Exercise requirements: Reproduce the listing exactly, with no pictures in your copy.
[Begin]
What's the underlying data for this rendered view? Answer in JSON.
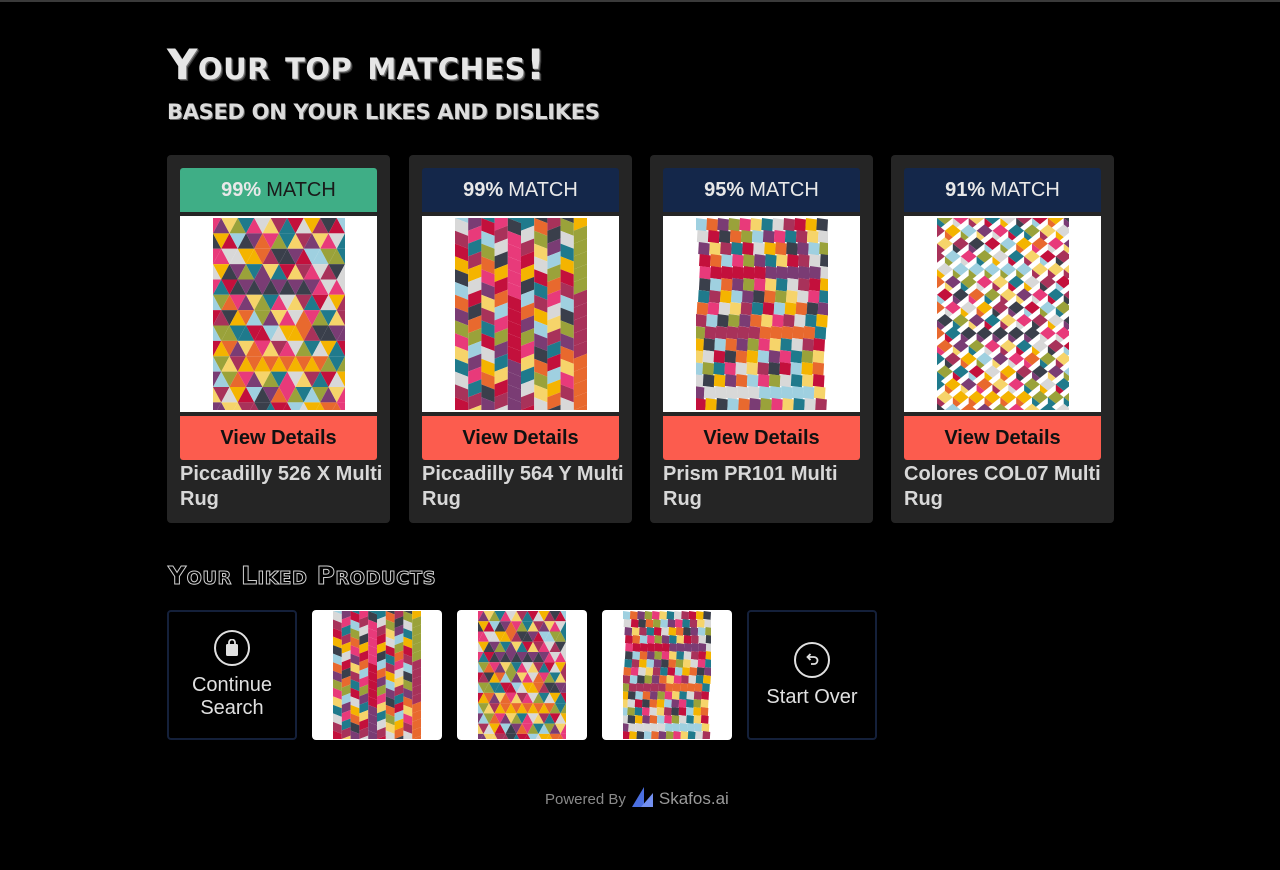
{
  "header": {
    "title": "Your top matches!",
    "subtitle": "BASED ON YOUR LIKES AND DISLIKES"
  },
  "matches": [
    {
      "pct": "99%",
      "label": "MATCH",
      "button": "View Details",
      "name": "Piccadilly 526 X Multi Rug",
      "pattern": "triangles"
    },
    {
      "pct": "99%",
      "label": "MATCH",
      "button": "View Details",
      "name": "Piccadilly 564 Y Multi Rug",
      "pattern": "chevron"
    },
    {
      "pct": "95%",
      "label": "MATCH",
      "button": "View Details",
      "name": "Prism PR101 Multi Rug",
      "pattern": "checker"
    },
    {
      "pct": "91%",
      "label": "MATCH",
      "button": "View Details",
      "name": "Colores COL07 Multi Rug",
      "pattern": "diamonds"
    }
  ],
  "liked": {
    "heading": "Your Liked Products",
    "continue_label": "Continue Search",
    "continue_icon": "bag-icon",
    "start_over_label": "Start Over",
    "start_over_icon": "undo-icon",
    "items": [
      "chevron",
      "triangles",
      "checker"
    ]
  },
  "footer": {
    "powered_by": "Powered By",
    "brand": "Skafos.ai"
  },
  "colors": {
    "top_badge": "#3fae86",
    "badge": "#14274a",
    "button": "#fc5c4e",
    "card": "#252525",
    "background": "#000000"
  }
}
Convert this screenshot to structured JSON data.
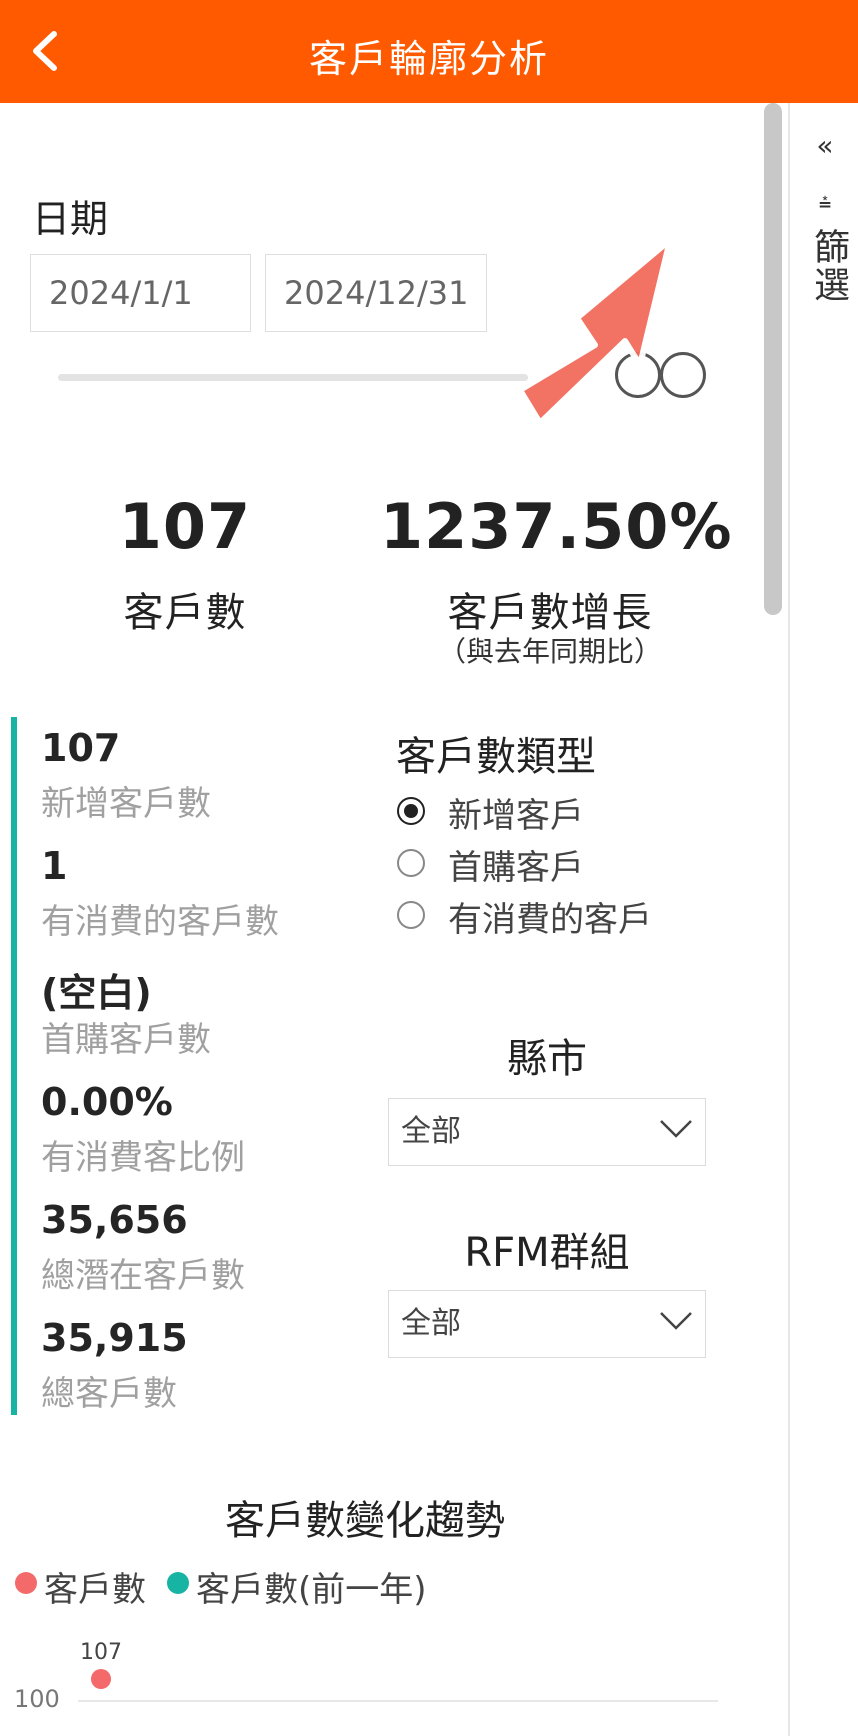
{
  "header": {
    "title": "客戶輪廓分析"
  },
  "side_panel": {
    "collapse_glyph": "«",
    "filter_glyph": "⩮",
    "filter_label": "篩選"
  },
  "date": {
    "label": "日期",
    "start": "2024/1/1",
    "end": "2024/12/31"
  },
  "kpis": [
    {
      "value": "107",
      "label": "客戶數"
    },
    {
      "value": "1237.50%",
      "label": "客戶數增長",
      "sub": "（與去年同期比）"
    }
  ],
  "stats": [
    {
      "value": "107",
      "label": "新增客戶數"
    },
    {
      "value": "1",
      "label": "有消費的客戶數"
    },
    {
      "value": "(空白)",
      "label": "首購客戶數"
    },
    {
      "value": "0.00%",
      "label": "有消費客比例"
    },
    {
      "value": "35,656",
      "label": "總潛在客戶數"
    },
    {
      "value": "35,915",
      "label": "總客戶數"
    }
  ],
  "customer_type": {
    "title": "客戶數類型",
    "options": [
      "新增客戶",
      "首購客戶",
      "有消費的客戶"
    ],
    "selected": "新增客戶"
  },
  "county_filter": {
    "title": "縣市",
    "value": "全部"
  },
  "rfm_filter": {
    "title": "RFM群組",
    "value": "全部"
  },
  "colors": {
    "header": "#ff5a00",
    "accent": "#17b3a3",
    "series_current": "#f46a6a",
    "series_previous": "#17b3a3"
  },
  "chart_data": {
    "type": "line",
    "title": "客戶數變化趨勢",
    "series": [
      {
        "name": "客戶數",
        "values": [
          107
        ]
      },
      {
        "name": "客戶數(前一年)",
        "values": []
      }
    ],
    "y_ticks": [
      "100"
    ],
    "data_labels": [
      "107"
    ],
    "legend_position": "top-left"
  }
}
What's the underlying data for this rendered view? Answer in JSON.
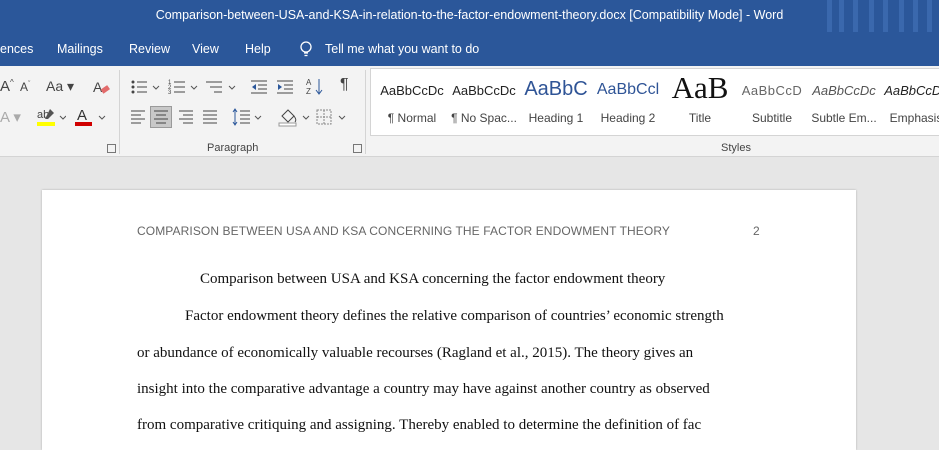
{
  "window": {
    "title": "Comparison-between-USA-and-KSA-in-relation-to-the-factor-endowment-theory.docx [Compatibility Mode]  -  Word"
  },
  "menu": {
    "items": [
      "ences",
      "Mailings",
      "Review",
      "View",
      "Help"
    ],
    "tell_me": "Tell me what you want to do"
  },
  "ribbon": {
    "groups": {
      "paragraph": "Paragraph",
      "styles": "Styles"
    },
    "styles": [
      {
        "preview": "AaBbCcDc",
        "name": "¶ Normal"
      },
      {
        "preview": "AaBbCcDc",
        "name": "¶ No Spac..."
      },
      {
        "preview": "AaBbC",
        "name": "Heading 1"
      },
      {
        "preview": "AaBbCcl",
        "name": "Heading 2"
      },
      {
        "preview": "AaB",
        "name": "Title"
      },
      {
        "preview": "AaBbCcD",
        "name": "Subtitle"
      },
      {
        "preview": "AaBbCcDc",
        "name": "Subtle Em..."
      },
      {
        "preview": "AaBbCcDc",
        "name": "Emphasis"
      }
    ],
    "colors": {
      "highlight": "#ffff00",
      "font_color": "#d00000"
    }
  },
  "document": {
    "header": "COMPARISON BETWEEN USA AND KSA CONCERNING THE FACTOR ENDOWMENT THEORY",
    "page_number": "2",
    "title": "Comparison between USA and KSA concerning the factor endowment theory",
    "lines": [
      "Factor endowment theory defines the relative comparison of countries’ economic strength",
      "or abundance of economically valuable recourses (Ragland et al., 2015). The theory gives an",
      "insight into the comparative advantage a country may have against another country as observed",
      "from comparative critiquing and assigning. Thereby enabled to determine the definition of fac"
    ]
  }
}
[End]
Task result:
What's the underlying data for this rendered view? Answer in JSON.
{
  "header": {
    "title": "Your top matches!",
    "subtitle": "BASED ON YOUR LIKES AND DISLIKES"
  },
  "matches": [
    {
      "pct": "99%",
      "label": "MATCH",
      "button": "View Details",
      "name": "Piccadilly 526 X Multi Rug",
      "pattern": "triangles"
    },
    {
      "pct": "99%",
      "label": "MATCH",
      "button": "View Details",
      "name": "Piccadilly 564 Y Multi Rug",
      "pattern": "chevron"
    },
    {
      "pct": "95%",
      "label": "MATCH",
      "button": "View Details",
      "name": "Prism PR101 Multi Rug",
      "pattern": "checker"
    },
    {
      "pct": "91%",
      "label": "MATCH",
      "button": "View Details",
      "name": "Colores COL07 Multi Rug",
      "pattern": "diamonds"
    }
  ],
  "liked": {
    "heading": "Your Liked Products",
    "continue_label": "Continue Search",
    "continue_icon": "bag-icon",
    "start_over_label": "Start Over",
    "start_over_icon": "undo-icon",
    "items": [
      "chevron",
      "triangles",
      "checker"
    ]
  },
  "footer": {
    "powered_by": "Powered By",
    "brand": "Skafos.ai"
  },
  "colors": {
    "top_badge": "#3fae86",
    "badge": "#14274a",
    "button": "#fc5c4e",
    "card": "#252525",
    "background": "#000000"
  }
}
Convert this screenshot to structured JSON data.
{
  "header": {
    "title": "客戶輪廓分析"
  },
  "side_panel": {
    "collapse_glyph": "«",
    "filter_glyph": "⩮",
    "filter_label": "篩選"
  },
  "date": {
    "label": "日期",
    "start": "2024/1/1",
    "end": "2024/12/31"
  },
  "kpis": [
    {
      "value": "107",
      "label": "客戶數"
    },
    {
      "value": "1237.50%",
      "label": "客戶數增長",
      "sub": "（與去年同期比）"
    }
  ],
  "stats": [
    {
      "value": "107",
      "label": "新增客戶數"
    },
    {
      "value": "1",
      "label": "有消費的客戶數"
    },
    {
      "value": "(空白)",
      "label": "首購客戶數"
    },
    {
      "value": "0.00%",
      "label": "有消費客比例"
    },
    {
      "value": "35,656",
      "label": "總潛在客戶數"
    },
    {
      "value": "35,915",
      "label": "總客戶數"
    }
  ],
  "customer_type": {
    "title": "客戶數類型",
    "options": [
      "新增客戶",
      "首購客戶",
      "有消費的客戶"
    ],
    "selected": "新增客戶"
  },
  "county_filter": {
    "title": "縣市",
    "value": "全部"
  },
  "rfm_filter": {
    "title": "RFM群組",
    "value": "全部"
  },
  "colors": {
    "header": "#ff5a00",
    "accent": "#17b3a3",
    "series_current": "#f46a6a",
    "series_previous": "#17b3a3"
  },
  "chart_data": {
    "type": "line",
    "title": "客戶數變化趨勢",
    "series": [
      {
        "name": "客戶數",
        "values": [
          107
        ]
      },
      {
        "name": "客戶數(前一年)",
        "values": []
      }
    ],
    "y_ticks": [
      "100"
    ],
    "data_labels": [
      "107"
    ],
    "legend_position": "top-left"
  }
}
What's the underlying data for this rendered view? Answer in JSON.
{
  "window": {
    "title": "Comparison-between-USA-and-KSA-in-relation-to-the-factor-endowment-theory.docx [Compatibility Mode]  -  Word"
  },
  "menu": {
    "items": [
      "ences",
      "Mailings",
      "Review",
      "View",
      "Help"
    ],
    "tell_me": "Tell me what you want to do"
  },
  "ribbon": {
    "groups": {
      "paragraph": "Paragraph",
      "styles": "Styles"
    },
    "styles": [
      {
        "preview": "AaBbCcDc",
        "name": "¶ Normal"
      },
      {
        "preview": "AaBbCcDc",
        "name": "¶ No Spac..."
      },
      {
        "preview": "AaBbC",
        "name": "Heading 1"
      },
      {
        "preview": "AaBbCcl",
        "name": "Heading 2"
      },
      {
        "preview": "AaB",
        "name": "Title"
      },
      {
        "preview": "AaBbCcD",
        "name": "Subtitle"
      },
      {
        "preview": "AaBbCcDc",
        "name": "Subtle Em..."
      },
      {
        "preview": "AaBbCcDc",
        "name": "Emphasis"
      }
    ],
    "colors": {
      "highlight": "#ffff00",
      "font_color": "#d00000"
    }
  },
  "document": {
    "header": "COMPARISON BETWEEN USA AND KSA CONCERNING THE FACTOR ENDOWMENT THEORY",
    "page_number": "2",
    "title": "Comparison between USA and KSA concerning the factor endowment theory",
    "lines": [
      "Factor endowment theory defines the relative comparison of countries’ economic strength",
      "or abundance of economically valuable recourses (Ragland et al., 2015). The theory gives an",
      "insight into the comparative advantage a country may have against another country as observed",
      "from comparative critiquing and assigning. Thereby enabled to determine the definition of fac"
    ]
  }
}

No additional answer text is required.